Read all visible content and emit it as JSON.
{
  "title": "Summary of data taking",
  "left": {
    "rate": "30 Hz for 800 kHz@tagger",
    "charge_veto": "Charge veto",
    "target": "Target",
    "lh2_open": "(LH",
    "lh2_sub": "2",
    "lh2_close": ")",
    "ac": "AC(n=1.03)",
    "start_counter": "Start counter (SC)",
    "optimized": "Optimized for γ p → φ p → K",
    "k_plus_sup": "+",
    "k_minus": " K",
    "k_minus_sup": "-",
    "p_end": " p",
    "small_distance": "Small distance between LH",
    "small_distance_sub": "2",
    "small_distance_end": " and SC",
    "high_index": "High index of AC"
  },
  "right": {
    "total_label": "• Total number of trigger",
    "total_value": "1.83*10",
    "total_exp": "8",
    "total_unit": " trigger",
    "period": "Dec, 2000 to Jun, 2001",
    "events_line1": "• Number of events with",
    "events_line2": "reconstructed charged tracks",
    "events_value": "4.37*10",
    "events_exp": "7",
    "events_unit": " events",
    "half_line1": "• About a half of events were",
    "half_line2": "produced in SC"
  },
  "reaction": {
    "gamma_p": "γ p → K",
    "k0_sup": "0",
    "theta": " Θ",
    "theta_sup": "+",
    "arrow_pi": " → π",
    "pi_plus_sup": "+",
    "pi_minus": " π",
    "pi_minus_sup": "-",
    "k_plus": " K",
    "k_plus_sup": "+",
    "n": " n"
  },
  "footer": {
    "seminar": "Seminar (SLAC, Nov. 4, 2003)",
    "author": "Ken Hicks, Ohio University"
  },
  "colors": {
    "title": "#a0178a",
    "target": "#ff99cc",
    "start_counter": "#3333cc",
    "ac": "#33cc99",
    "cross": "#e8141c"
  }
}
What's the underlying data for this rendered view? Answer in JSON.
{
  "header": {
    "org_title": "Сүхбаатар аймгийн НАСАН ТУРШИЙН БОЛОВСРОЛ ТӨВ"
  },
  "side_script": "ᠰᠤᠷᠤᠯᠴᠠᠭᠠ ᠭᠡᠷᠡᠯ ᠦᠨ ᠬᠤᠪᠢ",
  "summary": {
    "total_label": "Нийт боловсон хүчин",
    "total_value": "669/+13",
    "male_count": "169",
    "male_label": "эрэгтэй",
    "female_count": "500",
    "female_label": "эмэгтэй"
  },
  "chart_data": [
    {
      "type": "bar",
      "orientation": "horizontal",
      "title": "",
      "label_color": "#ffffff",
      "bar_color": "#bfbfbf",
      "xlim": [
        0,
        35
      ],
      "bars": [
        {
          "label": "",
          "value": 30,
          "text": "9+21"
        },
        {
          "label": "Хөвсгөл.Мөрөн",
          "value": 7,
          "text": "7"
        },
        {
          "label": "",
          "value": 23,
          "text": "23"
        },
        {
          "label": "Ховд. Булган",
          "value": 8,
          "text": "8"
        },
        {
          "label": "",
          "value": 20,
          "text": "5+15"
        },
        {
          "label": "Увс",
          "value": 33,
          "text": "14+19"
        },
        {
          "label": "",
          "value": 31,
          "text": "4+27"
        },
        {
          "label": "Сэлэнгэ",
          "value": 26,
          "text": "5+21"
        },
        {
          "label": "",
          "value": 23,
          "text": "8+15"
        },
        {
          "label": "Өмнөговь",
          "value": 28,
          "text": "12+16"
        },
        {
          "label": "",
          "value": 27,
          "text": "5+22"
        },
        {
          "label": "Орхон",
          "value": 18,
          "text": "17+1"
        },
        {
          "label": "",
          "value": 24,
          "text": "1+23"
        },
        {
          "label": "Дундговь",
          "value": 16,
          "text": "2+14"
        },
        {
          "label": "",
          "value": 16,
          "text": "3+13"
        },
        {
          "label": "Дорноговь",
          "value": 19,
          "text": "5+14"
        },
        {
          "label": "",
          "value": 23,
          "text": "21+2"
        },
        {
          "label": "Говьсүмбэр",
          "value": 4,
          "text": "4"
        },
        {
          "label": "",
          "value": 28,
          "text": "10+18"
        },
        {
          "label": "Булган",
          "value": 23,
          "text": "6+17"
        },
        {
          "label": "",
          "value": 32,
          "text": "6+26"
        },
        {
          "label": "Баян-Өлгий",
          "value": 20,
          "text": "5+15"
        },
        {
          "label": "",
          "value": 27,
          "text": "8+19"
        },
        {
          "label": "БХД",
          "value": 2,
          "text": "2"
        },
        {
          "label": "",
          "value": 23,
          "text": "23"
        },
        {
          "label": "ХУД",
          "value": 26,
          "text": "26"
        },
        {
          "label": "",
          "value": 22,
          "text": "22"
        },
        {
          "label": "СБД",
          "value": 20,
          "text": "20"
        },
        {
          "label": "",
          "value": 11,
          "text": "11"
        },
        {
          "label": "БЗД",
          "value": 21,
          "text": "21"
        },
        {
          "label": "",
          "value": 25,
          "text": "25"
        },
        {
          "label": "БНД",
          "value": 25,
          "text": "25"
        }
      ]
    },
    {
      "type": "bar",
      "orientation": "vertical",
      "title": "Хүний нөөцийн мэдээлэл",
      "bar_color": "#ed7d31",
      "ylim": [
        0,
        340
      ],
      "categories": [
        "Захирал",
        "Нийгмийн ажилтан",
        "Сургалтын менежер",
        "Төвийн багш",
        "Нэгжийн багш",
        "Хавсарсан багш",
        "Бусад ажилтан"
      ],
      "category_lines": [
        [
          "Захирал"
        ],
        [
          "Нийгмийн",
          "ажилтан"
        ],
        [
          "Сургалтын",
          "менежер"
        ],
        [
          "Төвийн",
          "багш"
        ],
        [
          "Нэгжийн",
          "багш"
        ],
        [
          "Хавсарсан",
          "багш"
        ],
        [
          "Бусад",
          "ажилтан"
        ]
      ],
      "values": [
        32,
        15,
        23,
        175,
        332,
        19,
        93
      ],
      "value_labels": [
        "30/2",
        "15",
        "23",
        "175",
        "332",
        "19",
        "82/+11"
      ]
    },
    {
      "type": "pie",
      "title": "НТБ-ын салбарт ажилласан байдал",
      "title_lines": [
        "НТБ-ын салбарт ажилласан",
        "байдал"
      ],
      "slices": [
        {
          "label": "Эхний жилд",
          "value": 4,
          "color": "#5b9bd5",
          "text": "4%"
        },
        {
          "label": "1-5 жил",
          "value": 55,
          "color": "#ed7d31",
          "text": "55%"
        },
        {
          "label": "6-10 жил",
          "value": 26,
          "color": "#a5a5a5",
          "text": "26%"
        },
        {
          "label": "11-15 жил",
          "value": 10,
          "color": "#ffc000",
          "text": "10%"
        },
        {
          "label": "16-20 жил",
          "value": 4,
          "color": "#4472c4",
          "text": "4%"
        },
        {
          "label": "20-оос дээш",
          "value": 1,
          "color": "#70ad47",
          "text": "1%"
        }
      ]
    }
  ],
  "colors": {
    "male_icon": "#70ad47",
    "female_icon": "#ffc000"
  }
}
++++
Write out the material exactly as given.

Read all visible content and emit it as JSON.
{
  "title": "Summary of data taking",
  "left": {
    "rate": "30 Hz for 800 kHz@tagger",
    "charge_veto": "Charge veto",
    "target": "Target",
    "lh2_open": "(LH",
    "lh2_sub": "2",
    "lh2_close": ")",
    "ac": "AC(n=1.03)",
    "start_counter": "Start counter (SC)",
    "optimized": "Optimized for γ p → φ p → K",
    "k_plus_sup": "+",
    "k_minus": " K",
    "k_minus_sup": "-",
    "p_end": " p",
    "small_distance": "Small distance between LH",
    "small_distance_sub": "2",
    "small_distance_end": " and SC",
    "high_index": "High index of AC"
  },
  "right": {
    "total_label": "• Total number of trigger",
    "total_value": "1.83*10",
    "total_exp": "8",
    "total_unit": " trigger",
    "period": "Dec, 2000 to Jun, 2001",
    "events_line1": "• Number of events with",
    "events_line2": "reconstructed charged tracks",
    "events_value": "4.37*10",
    "events_exp": "7",
    "events_unit": " events",
    "half_line1": "• About a half of events were",
    "half_line2": "produced in SC"
  },
  "reaction": {
    "gamma_p": "γ p → K",
    "k0_sup": "0",
    "theta": " Θ",
    "theta_sup": "+",
    "arrow_pi": " → π",
    "pi_plus_sup": "+",
    "pi_minus": " π",
    "pi_minus_sup": "-",
    "k_plus": " K",
    "k_plus_sup": "+",
    "n": " n"
  },
  "footer": {
    "seminar": "Seminar (SLAC, Nov. 4, 2003)",
    "author": "Ken Hicks, Ohio University"
  },
  "colors": {
    "title": "#a0178a",
    "target": "#ff99cc",
    "start_counter": "#3333cc",
    "ac": "#33cc99",
    "cross": "#e8141c"
  }
}
What's the underlying data for this rendered view? Answer in JSON.
{
  "header": {
    "org_title": "Сүхбаатар аймгийн НАСАН ТУРШИЙН БОЛОВСРОЛ ТӨВ"
  },
  "side_script": "ᠰᠤᠷᠤᠯᠴᠠᠭᠠ ᠭᠡᠷᠡᠯ ᠦᠨ ᠬᠤᠪᠢ",
  "summary": {
    "total_label": "Нийт боловсон хүчин",
    "total_value": "669/+13",
    "male_count": "169",
    "male_label": "эрэгтэй",
    "female_count": "500",
    "female_label": "эмэгтэй"
  },
  "chart_data": [
    {
      "type": "bar",
      "orientation": "horizontal",
      "title": "",
      "label_color": "#ffffff",
      "bar_color": "#bfbfbf",
      "xlim": [
        0,
        35
      ],
      "bars": [
        {
          "label": "",
          "value": 30,
          "text": "9+21"
        },
        {
          "label": "Хөвсгөл.Мөрөн",
          "value": 7,
          "text": "7"
        },
        {
          "label": "",
          "value": 23,
          "text": "23"
        },
        {
          "label": "Ховд. Булган",
          "value": 8,
          "text": "8"
        },
        {
          "label": "",
          "value": 20,
          "text": "5+15"
        },
        {
          "label": "Увс",
          "value": 33,
          "text": "14+19"
        },
        {
          "label": "",
          "value": 31,
          "text": "4+27"
        },
        {
          "label": "Сэлэнгэ",
          "value": 26,
          "text": "5+21"
        },
        {
          "label": "",
          "value": 23,
          "text": "8+15"
        },
        {
          "label": "Өмнөговь",
          "value": 28,
          "text": "12+16"
        },
        {
          "label": "",
          "value": 27,
          "text": "5+22"
        },
        {
          "label": "Орхон",
          "value": 18,
          "text": "17+1"
        },
        {
          "label": "",
          "value": 24,
          "text": "1+23"
        },
        {
          "label": "Дундговь",
          "value": 16,
          "text": "2+14"
        },
        {
          "label": "",
          "value": 16,
          "text": "3+13"
        },
        {
          "label": "Дорноговь",
          "value": 19,
          "text": "5+14"
        },
        {
          "label": "",
          "value": 23,
          "text": "21+2"
        },
        {
          "label": "Говьсүмбэр",
          "value": 4,
          "text": "4"
        },
        {
          "label": "",
          "value": 28,
          "text": "10+18"
        },
        {
          "label": "Булган",
          "value": 23,
          "text": "6+17"
        },
        {
          "label": "",
          "value": 32,
          "text": "6+26"
        },
        {
          "label": "Баян-Өлгий",
          "value": 20,
          "text": "5+15"
        },
        {
          "label": "",
          "value": 27,
          "text": "8+19"
        },
        {
          "label": "БХД",
          "value": 2,
          "text": "2"
        },
        {
          "label": "",
          "value": 23,
          "text": "23"
        },
        {
          "label": "ХУД",
          "value": 26,
          "text": "26"
        },
        {
          "label": "",
          "value": 22,
          "text": "22"
        },
        {
          "label": "СБД",
          "value": 20,
          "text": "20"
        },
        {
          "label": "",
          "value": 11,
          "text": "11"
        },
        {
          "label": "БЗД",
          "value": 21,
          "text": "21"
        },
        {
          "label": "",
          "value": 25,
          "text": "25"
        },
        {
          "label": "БНД",
          "value": 25,
          "text": "25"
        }
      ]
    },
    {
      "type": "bar",
      "orientation": "vertical",
      "title": "Хүний нөөцийн мэдээлэл",
      "bar_color": "#ed7d31",
      "ylim": [
        0,
        340
      ],
      "categories": [
        "Захирал",
        "Нийгмийн ажилтан",
        "Сургалтын менежер",
        "Төвийн багш",
        "Нэгжийн багш",
        "Хавсарсан багш",
        "Бусад ажилтан"
      ],
      "category_lines": [
        [
          "Захирал"
        ],
        [
          "Нийгмийн",
          "ажилтан"
        ],
        [
          "Сургалтын",
          "менежер"
        ],
        [
          "Төвийн",
          "багш"
        ],
        [
          "Нэгжийн",
          "багш"
        ],
        [
          "Хавсарсан",
          "багш"
        ],
        [
          "Бусад",
          "ажилтан"
        ]
      ],
      "values": [
        32,
        15,
        23,
        175,
        332,
        19,
        93
      ],
      "value_labels": [
        "30/2",
        "15",
        "23",
        "175",
        "332",
        "19",
        "82/+11"
      ]
    },
    {
      "type": "pie",
      "title": "НТБ-ын салбарт ажилласан байдал",
      "title_lines": [
        "НТБ-ын салбарт ажилласан",
        "байдал"
      ],
      "slices": [
        {
          "label": "Эхний жилд",
          "value": 4,
          "color": "#5b9bd5",
          "text": "4%"
        },
        {
          "label": "1-5 жил",
          "value": 55,
          "color": "#ed7d31",
          "text": "55%"
        },
        {
          "label": "6-10 жил",
          "value": 26,
          "color": "#a5a5a5",
          "text": "26%"
        },
        {
          "label": "11-15 жил",
          "value": 10,
          "color": "#ffc000",
          "text": "10%"
        },
        {
          "label": "16-20 жил",
          "value": 4,
          "color": "#4472c4",
          "text": "4%"
        },
        {
          "label": "20-оос дээш",
          "value": 1,
          "color": "#70ad47",
          "text": "1%"
        }
      ]
    }
  ],
  "colors": {
    "male_icon": "#70ad47",
    "female_icon": "#ffc000"
  }
}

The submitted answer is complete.